(Items from a data source)
"""
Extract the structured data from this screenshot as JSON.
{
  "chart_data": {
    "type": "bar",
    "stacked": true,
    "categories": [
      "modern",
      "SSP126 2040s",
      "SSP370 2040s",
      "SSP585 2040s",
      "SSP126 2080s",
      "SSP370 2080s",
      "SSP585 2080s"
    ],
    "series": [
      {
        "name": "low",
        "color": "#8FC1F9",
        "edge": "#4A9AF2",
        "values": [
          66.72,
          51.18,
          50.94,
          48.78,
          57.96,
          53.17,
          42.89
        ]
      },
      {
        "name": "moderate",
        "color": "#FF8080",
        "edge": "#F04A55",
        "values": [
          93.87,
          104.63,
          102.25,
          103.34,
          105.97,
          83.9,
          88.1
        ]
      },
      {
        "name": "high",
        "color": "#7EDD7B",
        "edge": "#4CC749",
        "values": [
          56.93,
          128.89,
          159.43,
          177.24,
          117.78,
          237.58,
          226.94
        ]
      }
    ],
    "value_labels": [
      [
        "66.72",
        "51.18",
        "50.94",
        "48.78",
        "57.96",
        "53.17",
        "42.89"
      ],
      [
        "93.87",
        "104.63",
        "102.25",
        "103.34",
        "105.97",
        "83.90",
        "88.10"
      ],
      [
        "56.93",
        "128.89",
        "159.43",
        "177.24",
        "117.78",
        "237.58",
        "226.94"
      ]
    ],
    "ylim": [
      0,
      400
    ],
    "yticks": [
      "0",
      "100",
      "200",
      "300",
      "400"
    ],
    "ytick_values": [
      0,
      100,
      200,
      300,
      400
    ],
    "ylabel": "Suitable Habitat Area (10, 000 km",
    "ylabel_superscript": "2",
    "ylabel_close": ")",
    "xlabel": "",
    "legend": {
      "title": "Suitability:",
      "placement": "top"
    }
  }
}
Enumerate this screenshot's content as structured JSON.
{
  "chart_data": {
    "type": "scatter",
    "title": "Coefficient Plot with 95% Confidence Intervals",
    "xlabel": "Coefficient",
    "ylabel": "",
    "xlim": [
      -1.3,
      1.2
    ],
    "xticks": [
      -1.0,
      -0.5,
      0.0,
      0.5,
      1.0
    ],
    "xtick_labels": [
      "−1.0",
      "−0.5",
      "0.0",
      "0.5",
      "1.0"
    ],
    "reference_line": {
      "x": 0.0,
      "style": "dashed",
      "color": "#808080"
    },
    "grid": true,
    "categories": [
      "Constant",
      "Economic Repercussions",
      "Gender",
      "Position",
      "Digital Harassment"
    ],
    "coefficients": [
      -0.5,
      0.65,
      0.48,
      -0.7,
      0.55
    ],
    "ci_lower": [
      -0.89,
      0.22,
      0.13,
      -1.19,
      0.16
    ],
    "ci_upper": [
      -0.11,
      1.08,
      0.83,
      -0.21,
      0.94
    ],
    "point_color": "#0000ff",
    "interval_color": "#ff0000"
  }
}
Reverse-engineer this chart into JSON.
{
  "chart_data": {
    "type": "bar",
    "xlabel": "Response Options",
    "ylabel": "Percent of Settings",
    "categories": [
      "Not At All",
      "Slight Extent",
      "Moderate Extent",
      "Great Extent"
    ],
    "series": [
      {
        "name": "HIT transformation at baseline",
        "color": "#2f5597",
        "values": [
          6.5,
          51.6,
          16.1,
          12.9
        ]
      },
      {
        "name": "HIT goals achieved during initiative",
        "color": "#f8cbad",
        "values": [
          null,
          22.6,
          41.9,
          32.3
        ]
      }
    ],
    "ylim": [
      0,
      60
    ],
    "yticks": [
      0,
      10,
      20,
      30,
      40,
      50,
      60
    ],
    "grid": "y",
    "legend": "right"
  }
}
"""
(Given instruction)
Repeat the data in its entirety, character for character.

(Completed exercise)
Extract the structured data from this screenshot as JSON.
{
  "chart_data": {
    "type": "bar",
    "stacked": true,
    "categories": [
      "modern",
      "SSP126 2040s",
      "SSP370 2040s",
      "SSP585 2040s",
      "SSP126 2080s",
      "SSP370 2080s",
      "SSP585 2080s"
    ],
    "series": [
      {
        "name": "low",
        "color": "#8FC1F9",
        "edge": "#4A9AF2",
        "values": [
          66.72,
          51.18,
          50.94,
          48.78,
          57.96,
          53.17,
          42.89
        ]
      },
      {
        "name": "moderate",
        "color": "#FF8080",
        "edge": "#F04A55",
        "values": [
          93.87,
          104.63,
          102.25,
          103.34,
          105.97,
          83.9,
          88.1
        ]
      },
      {
        "name": "high",
        "color": "#7EDD7B",
        "edge": "#4CC749",
        "values": [
          56.93,
          128.89,
          159.43,
          177.24,
          117.78,
          237.58,
          226.94
        ]
      }
    ],
    "value_labels": [
      [
        "66.72",
        "51.18",
        "50.94",
        "48.78",
        "57.96",
        "53.17",
        "42.89"
      ],
      [
        "93.87",
        "104.63",
        "102.25",
        "103.34",
        "105.97",
        "83.90",
        "88.10"
      ],
      [
        "56.93",
        "128.89",
        "159.43",
        "177.24",
        "117.78",
        "237.58",
        "226.94"
      ]
    ],
    "ylim": [
      0,
      400
    ],
    "yticks": [
      "0",
      "100",
      "200",
      "300",
      "400"
    ],
    "ytick_values": [
      0,
      100,
      200,
      300,
      400
    ],
    "ylabel": "Suitable Habitat Area (10, 000 km",
    "ylabel_superscript": "2",
    "ylabel_close": ")",
    "xlabel": "",
    "legend": {
      "title": "Suitability:",
      "placement": "top"
    }
  }
}
Enumerate this screenshot's content as structured JSON.
{
  "chart_data": {
    "type": "scatter",
    "title": "Coefficient Plot with 95% Confidence Intervals",
    "xlabel": "Coefficient",
    "ylabel": "",
    "xlim": [
      -1.3,
      1.2
    ],
    "xticks": [
      -1.0,
      -0.5,
      0.0,
      0.5,
      1.0
    ],
    "xtick_labels": [
      "−1.0",
      "−0.5",
      "0.0",
      "0.5",
      "1.0"
    ],
    "reference_line": {
      "x": 0.0,
      "style": "dashed",
      "color": "#808080"
    },
    "grid": true,
    "categories": [
      "Constant",
      "Economic Repercussions",
      "Gender",
      "Position",
      "Digital Harassment"
    ],
    "coefficients": [
      -0.5,
      0.65,
      0.48,
      -0.7,
      0.55
    ],
    "ci_lower": [
      -0.89,
      0.22,
      0.13,
      -1.19,
      0.16
    ],
    "ci_upper": [
      -0.11,
      1.08,
      0.83,
      -0.21,
      0.94
    ],
    "point_color": "#0000ff",
    "interval_color": "#ff0000"
  }
}
Reverse-engineer this chart into JSON.
{
  "chart_data": {
    "type": "bar",
    "xlabel": "Response Options",
    "ylabel": "Percent of Settings",
    "categories": [
      "Not At All",
      "Slight Extent",
      "Moderate Extent",
      "Great Extent"
    ],
    "series": [
      {
        "name": "HIT transformation at baseline",
        "color": "#2f5597",
        "values": [
          6.5,
          51.6,
          16.1,
          12.9
        ]
      },
      {
        "name": "HIT goals achieved during initiative",
        "color": "#f8cbad",
        "values": [
          null,
          22.6,
          41.9,
          32.3
        ]
      }
    ],
    "ylim": [
      0,
      60
    ],
    "yticks": [
      0,
      10,
      20,
      30,
      40,
      50,
      60
    ],
    "grid": "y",
    "legend": "right"
  }
}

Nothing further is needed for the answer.